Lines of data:

━━━━━━

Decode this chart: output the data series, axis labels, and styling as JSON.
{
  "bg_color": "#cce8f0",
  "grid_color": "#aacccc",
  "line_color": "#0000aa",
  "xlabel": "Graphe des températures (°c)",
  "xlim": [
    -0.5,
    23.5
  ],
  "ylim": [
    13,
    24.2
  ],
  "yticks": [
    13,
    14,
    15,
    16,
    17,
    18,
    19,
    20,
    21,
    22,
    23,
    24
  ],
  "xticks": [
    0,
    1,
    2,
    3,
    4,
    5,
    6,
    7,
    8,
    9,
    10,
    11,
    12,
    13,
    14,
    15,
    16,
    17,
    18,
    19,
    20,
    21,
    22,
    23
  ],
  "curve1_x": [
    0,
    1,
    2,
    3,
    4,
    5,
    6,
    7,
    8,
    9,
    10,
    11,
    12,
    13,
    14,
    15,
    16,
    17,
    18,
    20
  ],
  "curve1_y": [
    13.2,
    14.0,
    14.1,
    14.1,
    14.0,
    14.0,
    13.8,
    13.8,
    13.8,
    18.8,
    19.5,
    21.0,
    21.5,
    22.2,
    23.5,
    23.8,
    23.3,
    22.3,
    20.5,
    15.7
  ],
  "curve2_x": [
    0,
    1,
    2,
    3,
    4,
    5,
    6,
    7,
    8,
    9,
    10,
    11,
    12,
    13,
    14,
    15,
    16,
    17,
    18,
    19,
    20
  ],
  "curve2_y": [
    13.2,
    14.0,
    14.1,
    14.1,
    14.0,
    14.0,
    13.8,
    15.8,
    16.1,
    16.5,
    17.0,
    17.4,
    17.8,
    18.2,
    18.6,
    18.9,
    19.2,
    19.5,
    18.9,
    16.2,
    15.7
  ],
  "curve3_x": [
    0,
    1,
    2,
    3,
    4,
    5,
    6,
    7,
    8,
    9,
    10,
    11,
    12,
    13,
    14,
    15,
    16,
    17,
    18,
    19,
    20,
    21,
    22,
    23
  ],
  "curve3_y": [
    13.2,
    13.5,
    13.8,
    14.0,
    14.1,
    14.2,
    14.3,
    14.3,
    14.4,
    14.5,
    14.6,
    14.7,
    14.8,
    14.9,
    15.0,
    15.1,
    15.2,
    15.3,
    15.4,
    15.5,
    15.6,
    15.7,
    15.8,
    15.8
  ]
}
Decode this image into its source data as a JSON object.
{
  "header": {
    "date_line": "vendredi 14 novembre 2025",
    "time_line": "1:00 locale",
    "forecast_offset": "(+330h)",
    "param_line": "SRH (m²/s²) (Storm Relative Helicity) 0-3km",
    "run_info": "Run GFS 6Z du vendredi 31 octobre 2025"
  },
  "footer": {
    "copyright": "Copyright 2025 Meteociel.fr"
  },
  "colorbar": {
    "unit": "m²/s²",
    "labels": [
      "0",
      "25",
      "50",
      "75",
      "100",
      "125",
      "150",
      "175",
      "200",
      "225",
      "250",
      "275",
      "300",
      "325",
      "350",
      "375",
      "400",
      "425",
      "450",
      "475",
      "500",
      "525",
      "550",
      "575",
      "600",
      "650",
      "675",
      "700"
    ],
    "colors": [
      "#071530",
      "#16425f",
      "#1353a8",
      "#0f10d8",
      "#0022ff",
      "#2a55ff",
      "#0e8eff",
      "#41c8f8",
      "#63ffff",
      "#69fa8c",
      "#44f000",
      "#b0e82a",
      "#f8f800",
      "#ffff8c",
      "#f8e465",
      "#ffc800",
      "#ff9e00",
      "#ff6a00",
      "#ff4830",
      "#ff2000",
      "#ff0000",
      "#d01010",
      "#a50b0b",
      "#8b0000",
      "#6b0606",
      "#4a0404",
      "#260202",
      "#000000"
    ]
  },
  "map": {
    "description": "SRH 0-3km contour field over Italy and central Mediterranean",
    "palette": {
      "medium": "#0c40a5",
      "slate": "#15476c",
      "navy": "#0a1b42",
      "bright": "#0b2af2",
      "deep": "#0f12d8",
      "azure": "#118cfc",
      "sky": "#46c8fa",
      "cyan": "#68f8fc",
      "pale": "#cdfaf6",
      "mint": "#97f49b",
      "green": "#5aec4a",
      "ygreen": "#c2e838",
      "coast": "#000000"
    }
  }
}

━━━━━━

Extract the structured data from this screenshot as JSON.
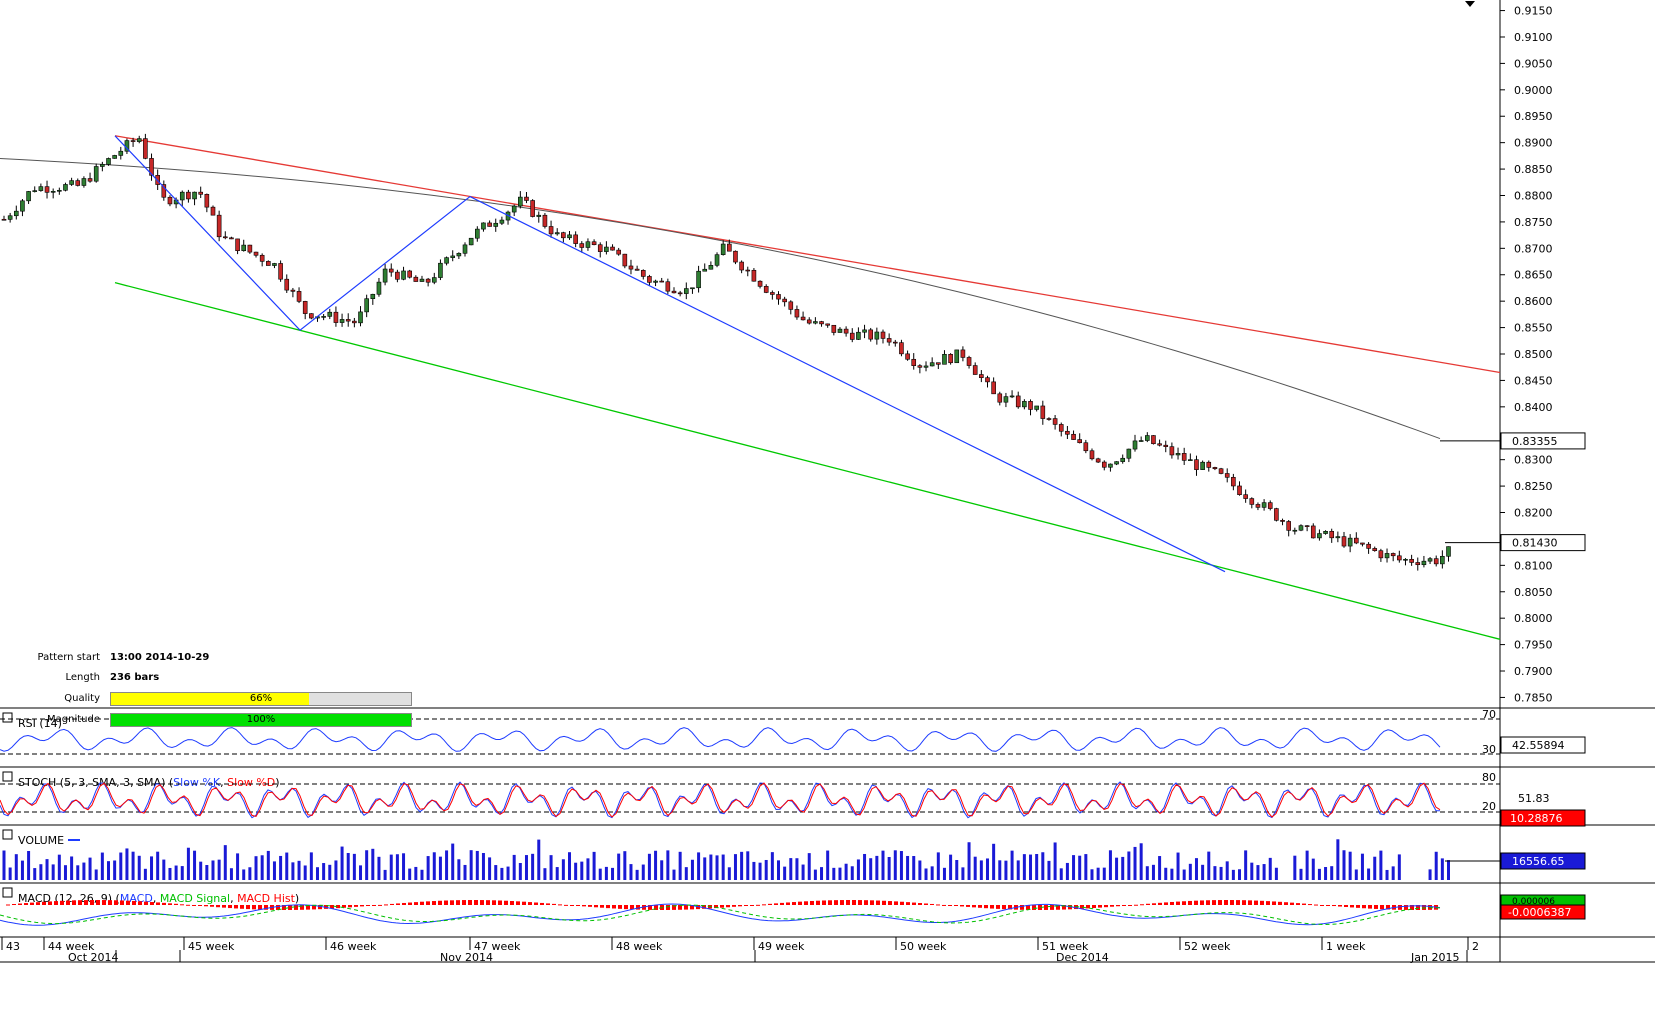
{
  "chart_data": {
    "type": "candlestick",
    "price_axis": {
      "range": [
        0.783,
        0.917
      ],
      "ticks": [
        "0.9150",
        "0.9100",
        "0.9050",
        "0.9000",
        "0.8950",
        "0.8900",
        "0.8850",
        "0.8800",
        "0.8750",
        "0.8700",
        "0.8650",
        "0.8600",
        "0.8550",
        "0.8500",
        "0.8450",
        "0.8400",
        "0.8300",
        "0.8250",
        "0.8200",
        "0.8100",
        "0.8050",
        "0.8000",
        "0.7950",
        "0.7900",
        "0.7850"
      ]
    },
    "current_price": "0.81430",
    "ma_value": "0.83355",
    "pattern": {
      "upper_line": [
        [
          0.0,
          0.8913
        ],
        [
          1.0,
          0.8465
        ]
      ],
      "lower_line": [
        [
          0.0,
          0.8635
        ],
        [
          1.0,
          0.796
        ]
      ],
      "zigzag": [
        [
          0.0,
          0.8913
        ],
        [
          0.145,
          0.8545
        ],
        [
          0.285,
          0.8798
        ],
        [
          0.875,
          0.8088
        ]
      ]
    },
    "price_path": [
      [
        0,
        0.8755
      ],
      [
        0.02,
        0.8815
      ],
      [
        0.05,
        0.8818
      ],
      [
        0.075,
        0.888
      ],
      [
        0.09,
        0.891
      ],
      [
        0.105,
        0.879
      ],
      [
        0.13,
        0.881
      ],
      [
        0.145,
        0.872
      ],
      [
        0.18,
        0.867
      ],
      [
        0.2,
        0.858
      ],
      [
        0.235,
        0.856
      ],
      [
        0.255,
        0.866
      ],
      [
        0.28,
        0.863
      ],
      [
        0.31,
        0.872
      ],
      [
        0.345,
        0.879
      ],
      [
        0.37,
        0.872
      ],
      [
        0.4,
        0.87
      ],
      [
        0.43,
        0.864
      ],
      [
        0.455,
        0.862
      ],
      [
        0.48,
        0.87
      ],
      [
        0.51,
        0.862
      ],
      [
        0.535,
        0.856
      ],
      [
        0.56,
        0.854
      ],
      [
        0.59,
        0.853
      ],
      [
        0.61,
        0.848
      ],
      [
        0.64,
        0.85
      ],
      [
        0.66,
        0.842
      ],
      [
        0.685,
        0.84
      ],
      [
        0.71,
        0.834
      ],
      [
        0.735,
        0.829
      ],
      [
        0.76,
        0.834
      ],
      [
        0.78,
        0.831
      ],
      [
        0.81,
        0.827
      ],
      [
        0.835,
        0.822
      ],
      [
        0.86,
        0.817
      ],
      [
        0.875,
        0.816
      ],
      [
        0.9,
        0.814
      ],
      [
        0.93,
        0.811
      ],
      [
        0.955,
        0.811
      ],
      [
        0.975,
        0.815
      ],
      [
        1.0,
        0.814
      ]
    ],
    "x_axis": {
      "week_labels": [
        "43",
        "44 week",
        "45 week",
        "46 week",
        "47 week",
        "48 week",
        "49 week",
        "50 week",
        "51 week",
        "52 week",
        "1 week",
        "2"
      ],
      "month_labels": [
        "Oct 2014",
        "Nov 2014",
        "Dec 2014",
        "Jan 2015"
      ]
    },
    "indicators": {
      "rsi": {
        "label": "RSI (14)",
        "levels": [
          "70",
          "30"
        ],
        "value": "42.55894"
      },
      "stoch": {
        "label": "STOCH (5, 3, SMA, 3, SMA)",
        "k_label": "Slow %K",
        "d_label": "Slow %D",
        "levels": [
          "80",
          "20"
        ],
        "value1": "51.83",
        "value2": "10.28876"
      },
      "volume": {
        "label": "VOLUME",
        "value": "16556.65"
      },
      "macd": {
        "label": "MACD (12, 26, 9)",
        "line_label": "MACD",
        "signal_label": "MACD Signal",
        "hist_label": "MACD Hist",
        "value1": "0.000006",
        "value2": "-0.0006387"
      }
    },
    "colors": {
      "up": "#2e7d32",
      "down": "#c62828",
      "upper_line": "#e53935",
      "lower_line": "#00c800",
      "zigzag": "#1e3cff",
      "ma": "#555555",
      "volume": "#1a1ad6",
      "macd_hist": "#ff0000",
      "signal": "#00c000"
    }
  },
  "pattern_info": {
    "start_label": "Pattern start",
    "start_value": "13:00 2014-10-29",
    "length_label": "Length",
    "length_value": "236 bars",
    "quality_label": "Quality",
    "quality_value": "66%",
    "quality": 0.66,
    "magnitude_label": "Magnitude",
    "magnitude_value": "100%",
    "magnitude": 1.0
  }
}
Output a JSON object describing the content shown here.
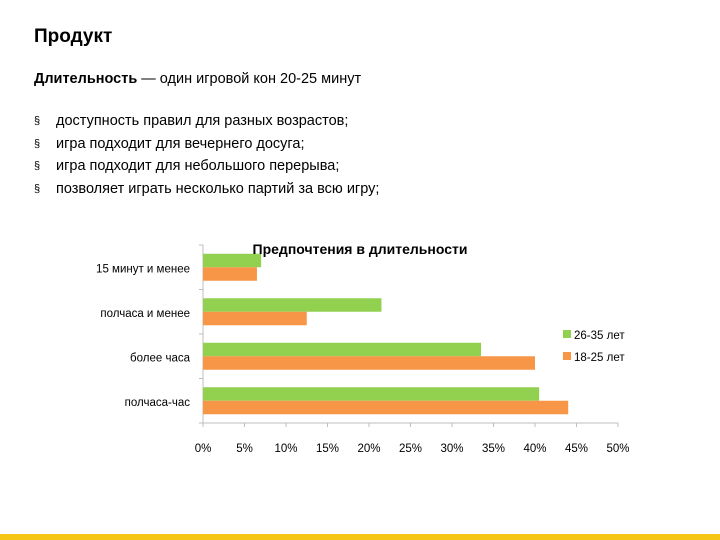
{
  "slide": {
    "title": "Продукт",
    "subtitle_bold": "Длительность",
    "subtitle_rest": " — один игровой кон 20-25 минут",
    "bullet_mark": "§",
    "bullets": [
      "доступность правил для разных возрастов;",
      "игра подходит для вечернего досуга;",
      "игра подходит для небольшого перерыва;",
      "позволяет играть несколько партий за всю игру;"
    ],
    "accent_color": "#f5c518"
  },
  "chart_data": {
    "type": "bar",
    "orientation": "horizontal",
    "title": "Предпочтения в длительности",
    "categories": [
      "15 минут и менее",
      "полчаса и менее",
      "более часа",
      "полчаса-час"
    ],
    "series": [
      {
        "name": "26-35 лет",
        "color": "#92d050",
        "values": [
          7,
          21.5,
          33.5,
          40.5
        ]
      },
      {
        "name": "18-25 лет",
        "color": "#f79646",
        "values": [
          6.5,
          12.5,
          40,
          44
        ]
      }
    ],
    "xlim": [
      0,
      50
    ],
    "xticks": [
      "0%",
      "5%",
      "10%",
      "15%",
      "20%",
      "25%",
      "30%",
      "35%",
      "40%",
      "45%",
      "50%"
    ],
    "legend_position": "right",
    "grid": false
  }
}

━━━━━━

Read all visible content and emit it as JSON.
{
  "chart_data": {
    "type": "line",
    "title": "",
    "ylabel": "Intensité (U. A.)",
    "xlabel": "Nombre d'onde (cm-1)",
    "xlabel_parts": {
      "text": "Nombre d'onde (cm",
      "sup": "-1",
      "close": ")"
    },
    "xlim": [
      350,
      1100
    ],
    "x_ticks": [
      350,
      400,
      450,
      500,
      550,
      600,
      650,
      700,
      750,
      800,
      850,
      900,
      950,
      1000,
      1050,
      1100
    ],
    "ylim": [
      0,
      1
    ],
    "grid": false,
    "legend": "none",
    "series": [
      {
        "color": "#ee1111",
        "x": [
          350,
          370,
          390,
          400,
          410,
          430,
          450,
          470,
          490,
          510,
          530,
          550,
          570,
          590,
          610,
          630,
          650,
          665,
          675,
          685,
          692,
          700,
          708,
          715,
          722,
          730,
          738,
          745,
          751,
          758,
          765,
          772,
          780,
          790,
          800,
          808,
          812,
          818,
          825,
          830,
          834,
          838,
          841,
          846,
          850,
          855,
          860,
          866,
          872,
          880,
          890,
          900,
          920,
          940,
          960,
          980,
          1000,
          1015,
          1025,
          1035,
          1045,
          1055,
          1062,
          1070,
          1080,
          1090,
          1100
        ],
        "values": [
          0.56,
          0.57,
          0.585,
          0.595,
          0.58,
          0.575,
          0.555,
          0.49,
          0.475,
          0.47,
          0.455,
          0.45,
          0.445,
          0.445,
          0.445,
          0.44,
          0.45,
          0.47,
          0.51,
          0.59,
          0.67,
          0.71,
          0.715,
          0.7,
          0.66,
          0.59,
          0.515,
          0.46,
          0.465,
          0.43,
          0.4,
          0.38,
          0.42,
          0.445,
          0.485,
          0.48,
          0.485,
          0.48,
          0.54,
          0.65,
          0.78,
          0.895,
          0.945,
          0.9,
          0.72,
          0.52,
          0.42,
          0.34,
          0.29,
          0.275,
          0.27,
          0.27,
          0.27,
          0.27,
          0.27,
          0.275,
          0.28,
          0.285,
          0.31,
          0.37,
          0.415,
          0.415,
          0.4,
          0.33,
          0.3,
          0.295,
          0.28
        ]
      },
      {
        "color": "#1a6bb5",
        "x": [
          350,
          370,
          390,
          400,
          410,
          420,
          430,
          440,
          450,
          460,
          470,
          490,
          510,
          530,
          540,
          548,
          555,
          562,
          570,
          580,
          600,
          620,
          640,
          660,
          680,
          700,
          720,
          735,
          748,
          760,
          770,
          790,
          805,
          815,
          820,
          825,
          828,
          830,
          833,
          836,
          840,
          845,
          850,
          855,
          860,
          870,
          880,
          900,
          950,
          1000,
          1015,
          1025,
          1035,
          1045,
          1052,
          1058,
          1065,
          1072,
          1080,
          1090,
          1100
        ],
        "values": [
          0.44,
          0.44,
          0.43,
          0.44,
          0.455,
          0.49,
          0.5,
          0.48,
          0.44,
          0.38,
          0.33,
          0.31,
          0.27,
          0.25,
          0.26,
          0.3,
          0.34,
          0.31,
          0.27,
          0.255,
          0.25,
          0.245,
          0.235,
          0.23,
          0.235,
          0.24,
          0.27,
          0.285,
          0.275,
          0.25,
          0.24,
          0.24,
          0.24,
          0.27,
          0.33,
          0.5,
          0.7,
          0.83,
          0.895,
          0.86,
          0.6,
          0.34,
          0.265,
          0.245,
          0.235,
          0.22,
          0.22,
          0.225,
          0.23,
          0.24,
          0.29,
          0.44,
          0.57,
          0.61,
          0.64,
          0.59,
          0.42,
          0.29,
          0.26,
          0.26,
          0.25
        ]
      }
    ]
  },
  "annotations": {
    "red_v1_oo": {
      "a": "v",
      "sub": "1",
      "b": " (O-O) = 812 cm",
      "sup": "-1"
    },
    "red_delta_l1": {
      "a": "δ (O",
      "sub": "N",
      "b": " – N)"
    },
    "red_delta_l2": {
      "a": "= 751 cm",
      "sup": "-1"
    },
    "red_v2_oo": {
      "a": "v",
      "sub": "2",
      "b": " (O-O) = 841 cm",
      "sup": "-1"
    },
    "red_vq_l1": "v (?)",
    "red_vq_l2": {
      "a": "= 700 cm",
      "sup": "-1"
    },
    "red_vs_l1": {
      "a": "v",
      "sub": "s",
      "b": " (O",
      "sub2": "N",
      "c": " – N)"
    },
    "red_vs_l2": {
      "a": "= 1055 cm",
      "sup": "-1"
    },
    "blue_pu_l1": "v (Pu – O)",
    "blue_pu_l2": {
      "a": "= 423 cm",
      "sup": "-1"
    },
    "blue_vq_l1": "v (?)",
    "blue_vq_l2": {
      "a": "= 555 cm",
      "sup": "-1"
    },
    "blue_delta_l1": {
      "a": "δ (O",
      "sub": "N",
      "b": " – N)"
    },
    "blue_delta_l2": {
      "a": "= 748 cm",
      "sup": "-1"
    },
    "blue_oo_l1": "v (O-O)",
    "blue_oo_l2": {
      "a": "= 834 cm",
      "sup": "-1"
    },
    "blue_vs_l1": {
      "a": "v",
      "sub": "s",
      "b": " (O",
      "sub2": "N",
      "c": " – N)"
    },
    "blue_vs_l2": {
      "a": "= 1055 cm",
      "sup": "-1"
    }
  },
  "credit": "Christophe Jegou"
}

━━━━━━

**TASK DETAILS:** Check each line of the records for the word "this" and extract those that contain it.

**CORRECT OUTPUT:**
Decode this chart: output the data series, axis labels, and styling as JSON.
Decode this image into its source data as a JSON object.
Extract the structured data from this screenshot as JSON.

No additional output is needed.